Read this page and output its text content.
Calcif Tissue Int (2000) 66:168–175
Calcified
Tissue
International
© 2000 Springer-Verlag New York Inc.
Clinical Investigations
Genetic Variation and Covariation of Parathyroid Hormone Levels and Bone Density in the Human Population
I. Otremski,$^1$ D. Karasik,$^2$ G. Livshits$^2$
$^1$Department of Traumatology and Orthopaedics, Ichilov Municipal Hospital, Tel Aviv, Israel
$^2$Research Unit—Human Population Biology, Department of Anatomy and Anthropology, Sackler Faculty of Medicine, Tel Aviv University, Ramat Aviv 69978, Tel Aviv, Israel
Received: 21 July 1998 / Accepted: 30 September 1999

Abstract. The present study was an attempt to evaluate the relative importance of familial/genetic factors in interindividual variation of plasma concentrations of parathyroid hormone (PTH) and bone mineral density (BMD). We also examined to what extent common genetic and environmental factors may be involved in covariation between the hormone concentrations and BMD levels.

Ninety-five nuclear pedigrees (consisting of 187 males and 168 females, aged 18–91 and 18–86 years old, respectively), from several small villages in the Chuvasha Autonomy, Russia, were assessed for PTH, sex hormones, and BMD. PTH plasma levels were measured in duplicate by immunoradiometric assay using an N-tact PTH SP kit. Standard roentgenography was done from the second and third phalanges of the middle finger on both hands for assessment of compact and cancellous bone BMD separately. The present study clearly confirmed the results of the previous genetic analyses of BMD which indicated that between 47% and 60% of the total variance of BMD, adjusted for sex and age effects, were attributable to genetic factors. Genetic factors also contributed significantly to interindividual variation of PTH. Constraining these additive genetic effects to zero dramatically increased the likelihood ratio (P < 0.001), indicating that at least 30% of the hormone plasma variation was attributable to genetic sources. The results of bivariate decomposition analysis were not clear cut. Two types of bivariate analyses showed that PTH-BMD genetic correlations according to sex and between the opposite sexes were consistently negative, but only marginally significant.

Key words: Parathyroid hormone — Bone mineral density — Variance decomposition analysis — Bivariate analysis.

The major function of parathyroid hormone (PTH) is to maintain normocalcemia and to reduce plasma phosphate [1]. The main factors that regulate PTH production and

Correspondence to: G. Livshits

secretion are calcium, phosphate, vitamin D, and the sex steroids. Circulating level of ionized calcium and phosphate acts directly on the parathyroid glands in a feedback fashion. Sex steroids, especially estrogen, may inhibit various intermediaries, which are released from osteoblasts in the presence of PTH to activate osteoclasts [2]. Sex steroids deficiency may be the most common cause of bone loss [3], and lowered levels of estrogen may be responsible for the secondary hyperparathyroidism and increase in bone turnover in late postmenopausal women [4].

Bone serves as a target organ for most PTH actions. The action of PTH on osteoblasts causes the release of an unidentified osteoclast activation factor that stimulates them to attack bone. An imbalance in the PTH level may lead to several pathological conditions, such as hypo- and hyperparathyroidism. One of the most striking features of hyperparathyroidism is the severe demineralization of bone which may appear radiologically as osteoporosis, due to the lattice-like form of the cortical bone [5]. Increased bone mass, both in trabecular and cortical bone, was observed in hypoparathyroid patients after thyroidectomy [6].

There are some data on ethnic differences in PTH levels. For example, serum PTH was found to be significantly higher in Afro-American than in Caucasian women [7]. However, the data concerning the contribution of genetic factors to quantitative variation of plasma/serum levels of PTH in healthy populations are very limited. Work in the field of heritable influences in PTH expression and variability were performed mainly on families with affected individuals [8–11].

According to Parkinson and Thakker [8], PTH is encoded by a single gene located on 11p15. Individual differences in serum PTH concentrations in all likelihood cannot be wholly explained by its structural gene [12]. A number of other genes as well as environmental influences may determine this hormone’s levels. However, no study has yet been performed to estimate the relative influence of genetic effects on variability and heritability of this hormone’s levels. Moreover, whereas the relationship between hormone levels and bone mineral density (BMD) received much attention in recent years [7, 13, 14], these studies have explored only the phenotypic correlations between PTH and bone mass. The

□ □ □ □

Work to complete | Copy every line of the listing that contains the word "interindividual".

Answer box |
Abstract. The present study was an attempt to evaluate the relative importance of familial/genetic factors in interindividual variation of plasma concentrations of parathyroid hormone (PTH) and bone mineral density (BMD). We also examined to what extent common genetic and environmental factors may be involved in covariation between the hormone concentrations and BMD levels.
Ninety-five nuclear pedigrees (consisting of 187 males and 168 females, aged 18–91 and 18–86 years old, respectively), from several small villages in the Chuvasha Autonomy, Russia, were assessed for PTH, sex hormones, and BMD. PTH plasma levels were measured in duplicate by immunoradiometric assay using an N-tact PTH SP kit. Standard roentgenography was done from the second and third phalanges of the middle finger on both hands for assessment of compact and cancellous bone BMD separately. The present study clearly confirmed the results of the previous genetic analyses of BMD which indicated that between 47% and 60% of the total variance of BMD, adjusted for sex and age effects, were attributable to genetic factors. Genetic factors also contributed significantly to interindividual variation of PTH. Constraining these additive genetic effects to zero dramatically increased the likelihood ratio (P < 0.001), indicating that at least 30% of the hormone plasma variation was attributable to genetic sources. The results of bivariate decomposition analysis were not clear cut. Two types of bivariate analyses showed that PTH-BMD genetic correlations according to sex and between the opposite sexes were consistently negative, but only marginally significant.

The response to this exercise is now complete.